__Exercise directions__.
Scan the entries below for the word "爱使我们". Copy each line that has it.

** START OF Source material **

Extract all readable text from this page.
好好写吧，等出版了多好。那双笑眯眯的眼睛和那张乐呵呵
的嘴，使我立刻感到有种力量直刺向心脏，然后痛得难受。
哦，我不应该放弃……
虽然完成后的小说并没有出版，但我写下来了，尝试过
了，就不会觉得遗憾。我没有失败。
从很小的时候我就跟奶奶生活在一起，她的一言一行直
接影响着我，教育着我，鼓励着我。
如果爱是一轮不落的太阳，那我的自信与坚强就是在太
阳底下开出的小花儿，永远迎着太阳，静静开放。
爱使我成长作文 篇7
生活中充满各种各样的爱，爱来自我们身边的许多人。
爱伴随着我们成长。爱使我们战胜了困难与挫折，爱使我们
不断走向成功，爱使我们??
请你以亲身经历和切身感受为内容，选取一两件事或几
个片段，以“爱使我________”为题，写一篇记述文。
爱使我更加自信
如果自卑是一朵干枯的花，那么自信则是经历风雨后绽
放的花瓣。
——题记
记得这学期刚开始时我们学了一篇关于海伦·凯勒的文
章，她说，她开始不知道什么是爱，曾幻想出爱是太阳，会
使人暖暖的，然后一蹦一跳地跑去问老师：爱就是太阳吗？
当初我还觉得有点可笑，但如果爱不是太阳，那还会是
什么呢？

** END OF Source material **

__Complete output__.
爱伴随着我们成长。爱使我们战胜了困难与挫折，爱使我们
不断走向成功，爱使我们??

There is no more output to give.